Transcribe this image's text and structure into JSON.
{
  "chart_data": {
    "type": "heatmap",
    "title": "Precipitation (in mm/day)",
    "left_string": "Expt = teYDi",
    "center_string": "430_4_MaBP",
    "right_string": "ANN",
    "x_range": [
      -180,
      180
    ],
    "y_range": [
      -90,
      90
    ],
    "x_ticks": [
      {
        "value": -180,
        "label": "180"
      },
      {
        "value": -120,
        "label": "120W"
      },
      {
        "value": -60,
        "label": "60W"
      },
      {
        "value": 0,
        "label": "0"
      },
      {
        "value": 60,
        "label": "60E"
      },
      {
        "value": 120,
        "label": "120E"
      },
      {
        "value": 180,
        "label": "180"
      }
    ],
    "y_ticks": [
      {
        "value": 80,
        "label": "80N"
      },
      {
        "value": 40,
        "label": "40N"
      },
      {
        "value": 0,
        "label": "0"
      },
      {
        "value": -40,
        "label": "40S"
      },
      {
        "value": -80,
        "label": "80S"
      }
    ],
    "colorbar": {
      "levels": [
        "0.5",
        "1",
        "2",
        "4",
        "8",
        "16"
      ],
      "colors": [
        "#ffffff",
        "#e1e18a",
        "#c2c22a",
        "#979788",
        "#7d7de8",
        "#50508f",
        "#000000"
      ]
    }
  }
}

DIRECTIVE: Using the data above, repeat every line exactly.

WRITTEN RESPONSE:
Transcribe this image's text and structure into JSON.
{
  "chart_data": {
    "type": "heatmap",
    "title": "Precipitation (in mm/day)",
    "left_string": "Expt = teYDi",
    "center_string": "430_4_MaBP",
    "right_string": "ANN",
    "x_range": [
      -180,
      180
    ],
    "y_range": [
      -90,
      90
    ],
    "x_ticks": [
      {
        "value": -180,
        "label": "180"
      },
      {
        "value": -120,
        "label": "120W"
      },
      {
        "value": -60,
        "label": "60W"
      },
      {
        "value": 0,
        "label": "0"
      },
      {
        "value": 60,
        "label": "60E"
      },
      {
        "value": 120,
        "label": "120E"
      },
      {
        "value": 180,
        "label": "180"
      }
    ],
    "y_ticks": [
      {
        "value": 80,
        "label": "80N"
      },
      {
        "value": 40,
        "label": "40N"
      },
      {
        "value": 0,
        "label": "0"
      },
      {
        "value": -40,
        "label": "40S"
      },
      {
        "value": -80,
        "label": "80S"
      }
    ],
    "colorbar": {
      "levels": [
        "0.5",
        "1",
        "2",
        "4",
        "8",
        "16"
      ],
      "colors": [
        "#ffffff",
        "#e1e18a",
        "#c2c22a",
        "#979788",
        "#7d7de8",
        "#50508f",
        "#000000"
      ]
    }
  }
}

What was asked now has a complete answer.